Exercise requirements:
Go through the listing and set it down exactly, leaving out its pictures.

Task inputs:
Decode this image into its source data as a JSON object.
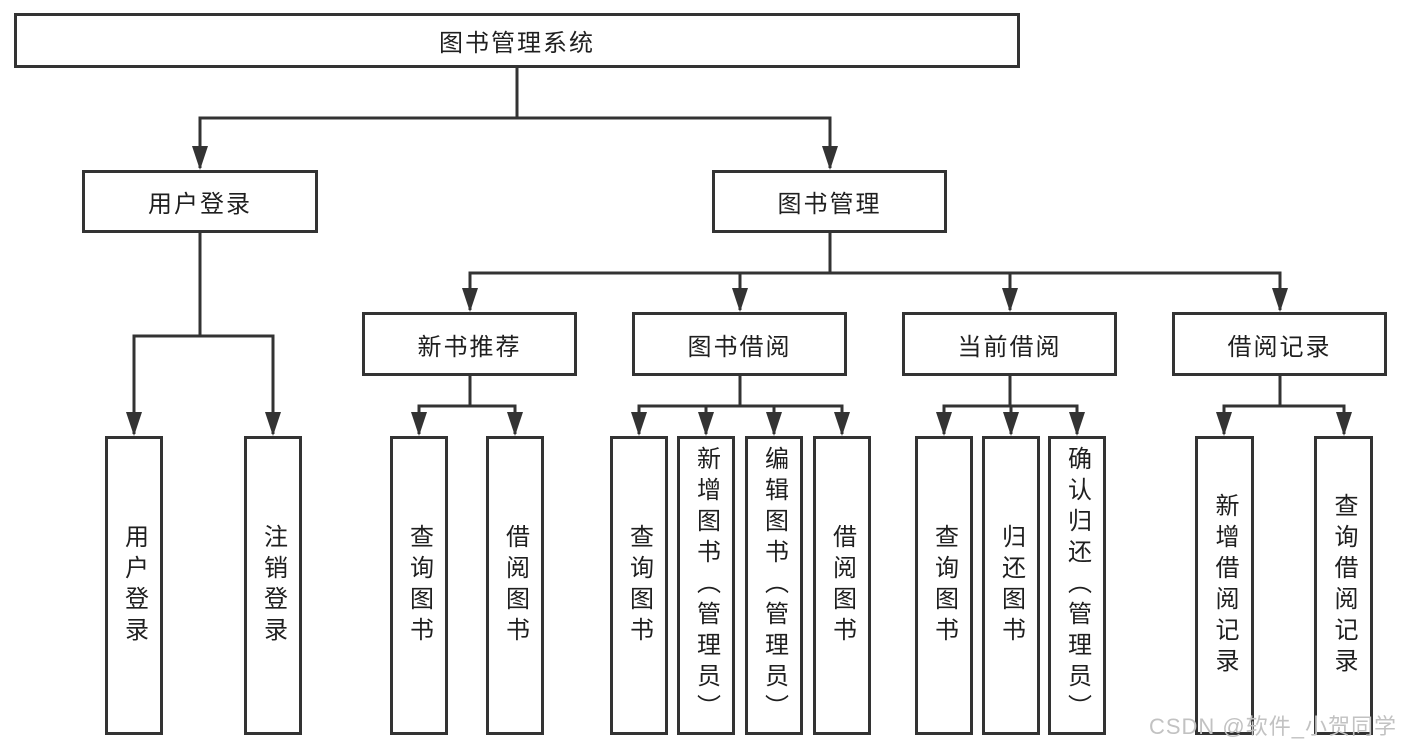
{
  "diagram": {
    "root": {
      "label": "图书管理系统"
    },
    "user_login": {
      "label": "用户登录",
      "children": [
        {
          "label": "用户登录"
        },
        {
          "label": "注销登录"
        }
      ]
    },
    "book_management": {
      "label": "图书管理",
      "sections": [
        {
          "label": "新书推荐",
          "children": [
            {
              "label": "查询图书"
            },
            {
              "label": "借阅图书"
            }
          ]
        },
        {
          "label": "图书借阅",
          "children": [
            {
              "label": "查询图书"
            },
            {
              "label": "新增图书（管理员）"
            },
            {
              "label": "编辑图书（管理员）"
            },
            {
              "label": "借阅图书"
            }
          ]
        },
        {
          "label": "当前借阅",
          "children": [
            {
              "label": "查询图书"
            },
            {
              "label": "归还图书"
            },
            {
              "label": "确认归还（管理员）"
            }
          ]
        },
        {
          "label": "借阅记录",
          "children": [
            {
              "label": "新增借阅记录"
            },
            {
              "label": "查询借阅记录"
            }
          ]
        }
      ]
    }
  },
  "watermark": {
    "text": "CSDN @软件_小贺同学"
  },
  "colors": {
    "line": "#333333",
    "text": "#1f1f1f",
    "watermark": "#c2c2c2",
    "background": "#ffffff"
  }
}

Complete response:
Decode this image into its source data as a JSON object.
{
  "diagram": {
    "root": {
      "label": "图书管理系统"
    },
    "user_login": {
      "label": "用户登录",
      "children": [
        {
          "label": "用户登录"
        },
        {
          "label": "注销登录"
        }
      ]
    },
    "book_management": {
      "label": "图书管理",
      "sections": [
        {
          "label": "新书推荐",
          "children": [
            {
              "label": "查询图书"
            },
            {
              "label": "借阅图书"
            }
          ]
        },
        {
          "label": "图书借阅",
          "children": [
            {
              "label": "查询图书"
            },
            {
              "label": "新增图书（管理员）"
            },
            {
              "label": "编辑图书（管理员）"
            },
            {
              "label": "借阅图书"
            }
          ]
        },
        {
          "label": "当前借阅",
          "children": [
            {
              "label": "查询图书"
            },
            {
              "label": "归还图书"
            },
            {
              "label": "确认归还（管理员）"
            }
          ]
        },
        {
          "label": "借阅记录",
          "children": [
            {
              "label": "新增借阅记录"
            },
            {
              "label": "查询借阅记录"
            }
          ]
        }
      ]
    }
  },
  "watermark": {
    "text": "CSDN @软件_小贺同学"
  },
  "colors": {
    "line": "#333333",
    "text": "#1f1f1f",
    "watermark": "#c2c2c2",
    "background": "#ffffff"
  }
}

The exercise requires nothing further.